Filter the records below for the word "marianaassiscarvalho". Copy each line that holds it.

begin

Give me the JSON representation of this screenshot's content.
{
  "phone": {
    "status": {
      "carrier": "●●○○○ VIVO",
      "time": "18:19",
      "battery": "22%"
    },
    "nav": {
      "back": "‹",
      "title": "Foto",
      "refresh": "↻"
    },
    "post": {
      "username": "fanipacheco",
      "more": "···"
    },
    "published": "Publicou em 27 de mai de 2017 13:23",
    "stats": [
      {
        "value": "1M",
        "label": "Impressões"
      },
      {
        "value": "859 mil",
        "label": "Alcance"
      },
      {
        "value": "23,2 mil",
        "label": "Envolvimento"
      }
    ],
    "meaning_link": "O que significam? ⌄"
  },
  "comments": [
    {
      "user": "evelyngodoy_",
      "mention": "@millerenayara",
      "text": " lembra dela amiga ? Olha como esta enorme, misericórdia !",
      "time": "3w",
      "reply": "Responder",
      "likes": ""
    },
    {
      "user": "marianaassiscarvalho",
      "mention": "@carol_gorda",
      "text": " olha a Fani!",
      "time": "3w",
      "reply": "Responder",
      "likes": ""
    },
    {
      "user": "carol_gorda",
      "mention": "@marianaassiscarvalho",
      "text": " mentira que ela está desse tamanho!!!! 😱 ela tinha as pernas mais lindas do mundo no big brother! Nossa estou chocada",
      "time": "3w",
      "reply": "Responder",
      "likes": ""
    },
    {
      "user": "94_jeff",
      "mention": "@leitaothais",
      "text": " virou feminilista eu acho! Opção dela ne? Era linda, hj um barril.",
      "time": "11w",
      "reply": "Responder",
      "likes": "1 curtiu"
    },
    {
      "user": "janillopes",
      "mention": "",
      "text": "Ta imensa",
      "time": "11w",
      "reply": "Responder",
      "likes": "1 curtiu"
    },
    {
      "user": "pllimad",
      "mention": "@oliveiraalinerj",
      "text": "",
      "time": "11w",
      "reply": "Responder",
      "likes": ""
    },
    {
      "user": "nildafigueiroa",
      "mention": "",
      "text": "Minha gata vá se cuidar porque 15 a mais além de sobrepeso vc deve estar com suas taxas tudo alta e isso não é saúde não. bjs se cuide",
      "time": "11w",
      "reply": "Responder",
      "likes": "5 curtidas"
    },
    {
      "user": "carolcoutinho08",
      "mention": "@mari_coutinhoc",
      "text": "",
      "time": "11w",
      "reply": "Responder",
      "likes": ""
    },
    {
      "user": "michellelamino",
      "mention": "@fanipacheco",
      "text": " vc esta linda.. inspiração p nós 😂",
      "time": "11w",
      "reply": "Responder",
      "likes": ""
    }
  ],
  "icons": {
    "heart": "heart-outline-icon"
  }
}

end

- CORRECT OUTPUT:
      "user": "marianaassiscarvalho",
      "mention": "@marianaassiscarvalho",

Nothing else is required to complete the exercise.